* [MATERIAL FOR THIS TASK]:
= Beginning of Section =

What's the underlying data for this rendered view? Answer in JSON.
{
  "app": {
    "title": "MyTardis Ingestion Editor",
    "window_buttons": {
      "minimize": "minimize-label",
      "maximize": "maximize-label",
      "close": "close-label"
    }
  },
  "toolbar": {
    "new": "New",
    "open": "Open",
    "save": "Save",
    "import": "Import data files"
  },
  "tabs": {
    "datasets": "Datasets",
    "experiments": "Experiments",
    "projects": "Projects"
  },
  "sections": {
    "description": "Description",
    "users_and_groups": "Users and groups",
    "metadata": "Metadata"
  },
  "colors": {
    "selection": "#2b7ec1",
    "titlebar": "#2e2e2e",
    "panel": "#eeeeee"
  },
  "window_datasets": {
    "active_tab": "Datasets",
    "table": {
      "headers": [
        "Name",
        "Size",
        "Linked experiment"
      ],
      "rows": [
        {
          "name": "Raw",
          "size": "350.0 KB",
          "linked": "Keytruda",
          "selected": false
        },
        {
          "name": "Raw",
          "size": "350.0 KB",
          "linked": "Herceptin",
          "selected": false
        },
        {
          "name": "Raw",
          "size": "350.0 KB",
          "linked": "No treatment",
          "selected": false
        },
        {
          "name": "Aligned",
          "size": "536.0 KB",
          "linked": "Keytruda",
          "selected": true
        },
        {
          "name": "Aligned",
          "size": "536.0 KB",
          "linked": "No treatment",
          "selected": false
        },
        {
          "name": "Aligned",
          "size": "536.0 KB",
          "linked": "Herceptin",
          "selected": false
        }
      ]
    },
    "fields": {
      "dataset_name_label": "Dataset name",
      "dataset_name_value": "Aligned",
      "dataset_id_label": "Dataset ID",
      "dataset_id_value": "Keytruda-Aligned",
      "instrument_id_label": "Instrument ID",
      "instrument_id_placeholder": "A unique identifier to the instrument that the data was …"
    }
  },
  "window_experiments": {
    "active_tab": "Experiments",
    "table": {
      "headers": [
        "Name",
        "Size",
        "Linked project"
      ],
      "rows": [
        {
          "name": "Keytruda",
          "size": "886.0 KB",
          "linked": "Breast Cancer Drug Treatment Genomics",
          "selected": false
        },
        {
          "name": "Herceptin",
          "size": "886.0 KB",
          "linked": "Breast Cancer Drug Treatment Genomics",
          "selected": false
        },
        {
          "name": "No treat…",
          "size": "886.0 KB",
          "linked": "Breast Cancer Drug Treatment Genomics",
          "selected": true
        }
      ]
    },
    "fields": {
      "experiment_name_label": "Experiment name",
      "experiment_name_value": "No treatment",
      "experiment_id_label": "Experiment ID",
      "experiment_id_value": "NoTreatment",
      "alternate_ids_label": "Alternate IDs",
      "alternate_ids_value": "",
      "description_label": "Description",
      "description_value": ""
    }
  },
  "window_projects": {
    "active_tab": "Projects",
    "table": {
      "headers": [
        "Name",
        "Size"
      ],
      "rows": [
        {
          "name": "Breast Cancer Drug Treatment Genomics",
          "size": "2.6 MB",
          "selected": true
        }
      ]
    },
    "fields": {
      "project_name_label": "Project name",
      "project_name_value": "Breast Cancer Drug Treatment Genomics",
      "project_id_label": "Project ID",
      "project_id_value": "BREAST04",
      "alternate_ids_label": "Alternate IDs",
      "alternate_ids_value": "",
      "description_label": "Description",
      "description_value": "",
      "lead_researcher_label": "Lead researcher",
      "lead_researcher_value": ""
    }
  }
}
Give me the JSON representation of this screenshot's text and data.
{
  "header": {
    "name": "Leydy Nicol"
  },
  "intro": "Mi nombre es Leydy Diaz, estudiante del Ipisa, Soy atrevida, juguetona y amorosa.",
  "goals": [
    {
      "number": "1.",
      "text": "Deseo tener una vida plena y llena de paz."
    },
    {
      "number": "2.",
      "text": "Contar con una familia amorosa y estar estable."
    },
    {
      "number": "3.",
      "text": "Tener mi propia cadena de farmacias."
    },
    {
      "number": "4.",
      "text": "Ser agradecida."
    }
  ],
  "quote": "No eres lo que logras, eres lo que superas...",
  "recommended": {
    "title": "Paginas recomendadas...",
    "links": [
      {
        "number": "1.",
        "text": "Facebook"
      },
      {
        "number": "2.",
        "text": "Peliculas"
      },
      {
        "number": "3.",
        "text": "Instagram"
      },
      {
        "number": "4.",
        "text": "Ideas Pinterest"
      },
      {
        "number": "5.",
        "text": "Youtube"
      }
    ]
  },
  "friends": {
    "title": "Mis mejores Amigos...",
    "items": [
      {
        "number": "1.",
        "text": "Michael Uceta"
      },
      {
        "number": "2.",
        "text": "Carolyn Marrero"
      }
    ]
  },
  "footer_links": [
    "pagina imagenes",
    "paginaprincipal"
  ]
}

= End of Section =

* [YOUR OBJECTIVE]: Search the entries for the word "number", then copy every line in which it is found.

* [EXERCISE SOLUTION]:
      "number": "1.",
      "number": "2.",
      "number": "3.",
      "number": "4.",
        "number": "1.",
        "number": "2.",
        "number": "3.",
        "number": "4.",
        "number": "5.",
        "number": "1.",
        "number": "2.",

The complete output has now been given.